PROBLEM TO WORK ON:
Output every entry exactly as given.

Data records
__________
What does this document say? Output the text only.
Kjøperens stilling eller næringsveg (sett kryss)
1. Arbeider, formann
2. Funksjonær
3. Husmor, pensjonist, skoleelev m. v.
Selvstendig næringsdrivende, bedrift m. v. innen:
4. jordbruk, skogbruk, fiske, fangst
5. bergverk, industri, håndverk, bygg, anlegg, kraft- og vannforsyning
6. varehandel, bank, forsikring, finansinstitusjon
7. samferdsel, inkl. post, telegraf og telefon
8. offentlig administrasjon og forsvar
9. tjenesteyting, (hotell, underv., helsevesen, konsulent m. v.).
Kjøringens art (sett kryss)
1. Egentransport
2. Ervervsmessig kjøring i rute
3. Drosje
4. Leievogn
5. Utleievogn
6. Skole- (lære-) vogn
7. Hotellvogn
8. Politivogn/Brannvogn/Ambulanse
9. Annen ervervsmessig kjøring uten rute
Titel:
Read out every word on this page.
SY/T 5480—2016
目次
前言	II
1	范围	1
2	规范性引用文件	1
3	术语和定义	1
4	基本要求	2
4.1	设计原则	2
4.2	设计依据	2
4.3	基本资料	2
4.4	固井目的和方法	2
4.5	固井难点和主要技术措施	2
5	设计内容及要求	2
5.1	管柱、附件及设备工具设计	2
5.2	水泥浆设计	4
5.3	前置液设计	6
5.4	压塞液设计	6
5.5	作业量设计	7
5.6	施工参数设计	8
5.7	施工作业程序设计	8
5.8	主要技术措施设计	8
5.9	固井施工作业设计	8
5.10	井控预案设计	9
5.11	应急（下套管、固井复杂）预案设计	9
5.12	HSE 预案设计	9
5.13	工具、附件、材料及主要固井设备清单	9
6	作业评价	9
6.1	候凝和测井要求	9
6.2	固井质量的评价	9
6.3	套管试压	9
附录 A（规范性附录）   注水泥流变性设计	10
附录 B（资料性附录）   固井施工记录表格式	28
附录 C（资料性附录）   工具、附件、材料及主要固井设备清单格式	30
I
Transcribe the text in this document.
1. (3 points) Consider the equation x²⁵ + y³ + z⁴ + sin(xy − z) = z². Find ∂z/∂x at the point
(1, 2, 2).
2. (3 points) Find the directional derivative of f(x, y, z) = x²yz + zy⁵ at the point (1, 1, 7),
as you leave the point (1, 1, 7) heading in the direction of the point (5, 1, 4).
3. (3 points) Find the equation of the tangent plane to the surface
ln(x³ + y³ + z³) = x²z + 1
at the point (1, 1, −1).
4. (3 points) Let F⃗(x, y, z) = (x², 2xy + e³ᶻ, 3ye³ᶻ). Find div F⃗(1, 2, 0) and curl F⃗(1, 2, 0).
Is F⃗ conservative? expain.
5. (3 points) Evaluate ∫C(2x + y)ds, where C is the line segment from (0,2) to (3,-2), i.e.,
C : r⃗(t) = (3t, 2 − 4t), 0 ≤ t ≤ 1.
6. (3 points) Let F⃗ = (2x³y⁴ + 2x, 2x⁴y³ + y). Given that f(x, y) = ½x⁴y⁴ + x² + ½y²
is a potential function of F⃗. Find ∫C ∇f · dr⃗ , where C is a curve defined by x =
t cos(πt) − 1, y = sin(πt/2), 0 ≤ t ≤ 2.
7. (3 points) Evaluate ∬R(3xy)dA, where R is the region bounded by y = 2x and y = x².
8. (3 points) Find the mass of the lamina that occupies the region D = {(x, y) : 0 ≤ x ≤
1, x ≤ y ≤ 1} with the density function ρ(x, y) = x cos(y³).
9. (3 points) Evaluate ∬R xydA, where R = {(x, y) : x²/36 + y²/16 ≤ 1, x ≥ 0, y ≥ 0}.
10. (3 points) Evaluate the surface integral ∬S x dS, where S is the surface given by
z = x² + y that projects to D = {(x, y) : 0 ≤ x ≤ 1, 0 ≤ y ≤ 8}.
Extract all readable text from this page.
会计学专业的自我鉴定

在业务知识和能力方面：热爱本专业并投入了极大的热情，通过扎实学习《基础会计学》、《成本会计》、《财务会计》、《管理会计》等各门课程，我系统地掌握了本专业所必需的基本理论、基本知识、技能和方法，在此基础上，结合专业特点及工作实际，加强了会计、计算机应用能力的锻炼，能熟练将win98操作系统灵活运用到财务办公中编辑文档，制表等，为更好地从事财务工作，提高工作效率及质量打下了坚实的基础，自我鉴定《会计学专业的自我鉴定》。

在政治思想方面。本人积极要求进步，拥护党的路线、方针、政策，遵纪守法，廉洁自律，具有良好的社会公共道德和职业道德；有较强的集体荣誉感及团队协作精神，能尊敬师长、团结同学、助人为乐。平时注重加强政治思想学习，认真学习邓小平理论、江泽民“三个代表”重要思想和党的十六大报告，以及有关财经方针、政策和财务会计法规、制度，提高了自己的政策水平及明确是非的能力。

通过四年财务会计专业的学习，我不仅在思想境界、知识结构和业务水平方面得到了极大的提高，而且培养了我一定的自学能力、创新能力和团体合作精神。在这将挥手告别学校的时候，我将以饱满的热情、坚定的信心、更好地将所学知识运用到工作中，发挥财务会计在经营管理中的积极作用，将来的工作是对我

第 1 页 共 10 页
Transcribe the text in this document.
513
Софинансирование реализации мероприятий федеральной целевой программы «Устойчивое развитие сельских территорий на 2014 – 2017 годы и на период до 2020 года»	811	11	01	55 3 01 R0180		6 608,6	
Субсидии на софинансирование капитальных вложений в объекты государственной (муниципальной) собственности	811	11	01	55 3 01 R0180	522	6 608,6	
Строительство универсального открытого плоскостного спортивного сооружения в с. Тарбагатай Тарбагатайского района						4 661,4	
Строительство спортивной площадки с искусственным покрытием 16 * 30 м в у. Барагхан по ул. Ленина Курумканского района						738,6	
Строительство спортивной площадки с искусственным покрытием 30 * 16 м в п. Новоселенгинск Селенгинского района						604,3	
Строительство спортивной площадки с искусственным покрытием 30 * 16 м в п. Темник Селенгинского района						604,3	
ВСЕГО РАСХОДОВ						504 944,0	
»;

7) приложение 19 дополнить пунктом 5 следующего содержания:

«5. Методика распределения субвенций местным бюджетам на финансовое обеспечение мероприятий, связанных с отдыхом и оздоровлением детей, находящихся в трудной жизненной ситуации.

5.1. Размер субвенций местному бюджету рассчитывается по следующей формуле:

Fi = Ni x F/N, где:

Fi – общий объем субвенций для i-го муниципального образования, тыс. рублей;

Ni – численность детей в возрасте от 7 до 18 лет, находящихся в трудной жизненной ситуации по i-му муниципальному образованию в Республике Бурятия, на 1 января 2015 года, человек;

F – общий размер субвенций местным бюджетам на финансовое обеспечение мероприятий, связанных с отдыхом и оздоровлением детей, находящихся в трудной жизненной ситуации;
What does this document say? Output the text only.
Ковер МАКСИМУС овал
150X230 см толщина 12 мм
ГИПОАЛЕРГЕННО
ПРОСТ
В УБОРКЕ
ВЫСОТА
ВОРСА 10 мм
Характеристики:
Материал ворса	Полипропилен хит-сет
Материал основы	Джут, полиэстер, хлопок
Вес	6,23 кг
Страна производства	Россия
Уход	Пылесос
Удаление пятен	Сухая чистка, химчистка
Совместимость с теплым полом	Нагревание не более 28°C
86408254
__________
TASK SOLUTION:
What does this document say? Output the text only.
Kjøperens stilling eller næringsveg (sett kryss)
1. Arbeider, formann
2. Funksjonær
3. Husmor, pensjonist, skoleelev m. v.
Selvstendig næringsdrivende, bedrift m. v. innen:
4. jordbruk, skogbruk, fiske, fangst
5. bergverk, industri, håndverk, bygg, anlegg, kraft- og vannforsyning
6. varehandel, bank, forsikring, finansinstitusjon
7. samferdsel, inkl. post, telegraf og telefon
8. offentlig administrasjon og forsvar
9. tjenesteyting, (hotell, underv., helsevesen, konsulent m. v.).
Kjøringens art (sett kryss)
1. Egentransport
2. Ervervsmessig kjøring i rute
3. Drosje
4. Leievogn
5. Utleievogn
6. Skole- (lære-) vogn
7. Hotellvogn
8. Politivogn/Brannvogn/Ambulanse
9. Annen ervervsmessig kjøring uten rute
Titel:
Read out every word on this page.
SY/T 5480—2016
目次
前言	II
1	范围	1
2	规范性引用文件	1
3	术语和定义	1
4	基本要求	2
4.1	设计原则	2
4.2	设计依据	2
4.3	基本资料	2
4.4	固井目的和方法	2
4.5	固井难点和主要技术措施	2
5	设计内容及要求	2
5.1	管柱、附件及设备工具设计	2
5.2	水泥浆设计	4
5.3	前置液设计	6
5.4	压塞液设计	6
5.5	作业量设计	7
5.6	施工参数设计	8
5.7	施工作业程序设计	8
5.8	主要技术措施设计	8
5.9	固井施工作业设计	8
5.10	井控预案设计	9
5.11	应急（下套管、固井复杂）预案设计	9
5.12	HSE 预案设计	9
5.13	工具、附件、材料及主要固井设备清单	9
6	作业评价	9
6.1	候凝和测井要求	9
6.2	固井质量的评价	9
6.3	套管试压	9
附录 A（规范性附录）   注水泥流变性设计	10
附录 B（资料性附录）   固井施工记录表格式	28
附录 C（资料性附录）   工具、附件、材料及主要固井设备清单格式	30
I
Transcribe the text in this document.
1. (3 points) Consider the equation x²⁵ + y³ + z⁴ + sin(xy − z) = z². Find ∂z/∂x at the point
(1, 2, 2).
2. (3 points) Find the directional derivative of f(x, y, z) = x²yz + zy⁵ at the point (1, 1, 7),
as you leave the point (1, 1, 7) heading in the direction of the point (5, 1, 4).
3. (3 points) Find the equation of the tangent plane to the surface
ln(x³ + y³ + z³) = x²z + 1
at the point (1, 1, −1).
4. (3 points) Let F⃗(x, y, z) = (x², 2xy + e³ᶻ, 3ye³ᶻ). Find div F⃗(1, 2, 0) and curl F⃗(1, 2, 0).
Is F⃗ conservative? expain.
5. (3 points) Evaluate ∫C(2x + y)ds, where C is the line segment from (0,2) to (3,-2), i.e.,
C : r⃗(t) = (3t, 2 − 4t), 0 ≤ t ≤ 1.
6. (3 points) Let F⃗ = (2x³y⁴ + 2x, 2x⁴y³ + y). Given that f(x, y) = ½x⁴y⁴ + x² + ½y²
is a potential function of F⃗. Find ∫C ∇f · dr⃗ , where C is a curve defined by x =
t cos(πt) − 1, y = sin(πt/2), 0 ≤ t ≤ 2.
7. (3 points) Evaluate ∬R(3xy)dA, where R is the region bounded by y = 2x and y = x².
8. (3 points) Find the mass of the lamina that occupies the region D = {(x, y) : 0 ≤ x ≤
1, x ≤ y ≤ 1} with the density function ρ(x, y) = x cos(y³).
9. (3 points) Evaluate ∬R xydA, where R = {(x, y) : x²/36 + y²/16 ≤ 1, x ≥ 0, y ≥ 0}.
10. (3 points) Evaluate the surface integral ∬S x dS, where S is the surface given by
z = x² + y that projects to D = {(x, y) : 0 ≤ x ≤ 1, 0 ≤ y ≤ 8}.
Extract all readable text from this page.
会计学专业的自我鉴定

在业务知识和能力方面：热爱本专业并投入了极大的热情，通过扎实学习《基础会计学》、《成本会计》、《财务会计》、《管理会计》等各门课程，我系统地掌握了本专业所必需的基本理论、基本知识、技能和方法，在此基础上，结合专业特点及工作实际，加强了会计、计算机应用能力的锻炼，能熟练将win98操作系统灵活运用到财务办公中编辑文档，制表等，为更好地从事财务工作，提高工作效率及质量打下了坚实的基础，自我鉴定《会计学专业的自我鉴定》。

在政治思想方面。本人积极要求进步，拥护党的路线、方针、政策，遵纪守法，廉洁自律，具有良好的社会公共道德和职业道德；有较强的集体荣誉感及团队协作精神，能尊敬师长、团结同学、助人为乐。平时注重加强政治思想学习，认真学习邓小平理论、江泽民“三个代表”重要思想和党的十六大报告，以及有关财经方针、政策和财务会计法规、制度，提高了自己的政策水平及明确是非的能力。

通过四年财务会计专业的学习，我不仅在思想境界、知识结构和业务水平方面得到了极大的提高，而且培养了我一定的自学能力、创新能力和团体合作精神。在这将挥手告别学校的时候，我将以饱满的热情、坚定的信心、更好地将所学知识运用到工作中，发挥财务会计在经营管理中的积极作用，将来的工作是对我

第 1 页 共 10 页
Transcribe the text in this document.
513
Софинансирование реализации мероприятий федеральной целевой программы «Устойчивое развитие сельских территорий на 2014 – 2017 годы и на период до 2020 года»	811	11	01	55 3 01 R0180		6 608,6	
Субсидии на софинансирование капитальных вложений в объекты государственной (муниципальной) собственности	811	11	01	55 3 01 R0180	522	6 608,6	
Строительство универсального открытого плоскостного спортивного сооружения в с. Тарбагатай Тарбагатайского района						4 661,4	
Строительство спортивной площадки с искусственным покрытием 16 * 30 м в у. Барагхан по ул. Ленина Курумканского района						738,6	
Строительство спортивной площадки с искусственным покрытием 30 * 16 м в п. Новоселенгинск Селенгинского района						604,3	
Строительство спортивной площадки с искусственным покрытием 30 * 16 м в п. Темник Селенгинского района						604,3	
ВСЕГО РАСХОДОВ						504 944,0	
»;

7) приложение 19 дополнить пунктом 5 следующего содержания:

«5. Методика распределения субвенций местным бюджетам на финансовое обеспечение мероприятий, связанных с отдыхом и оздоровлением детей, находящихся в трудной жизненной ситуации.

5.1. Размер субвенций местному бюджету рассчитывается по следующей формуле:

Fi = Ni x F/N, где:

Fi – общий объем субвенций для i-го муниципального образования, тыс. рублей;

Ni – численность детей в возрасте от 7 до 18 лет, находящихся в трудной жизненной ситуации по i-му муниципальному образованию в Республике Бурятия, на 1 января 2015 года, человек;

F – общий размер субвенций местным бюджетам на финансовое обеспечение мероприятий, связанных с отдыхом и оздоровлением детей, находящихся в трудной жизненной ситуации;
What does this document say? Output the text only.
Ковер МАКСИМУС овал
150X230 см толщина 12 мм
ГИПОАЛЕРГЕННО
ПРОСТ
В УБОРКЕ
ВЫСОТА
ВОРСА 10 мм
Характеристики:
Материал ворса	Полипропилен хит-сет
Материал основы	Джут, полиэстер, хлопок
Вес	6,23 кг
Страна производства	Россия
Уход	Пылесос
Удаление пятен	Сухая чистка, химчистка
Совместимость с теплым полом	Нагревание не более 28°C
86408254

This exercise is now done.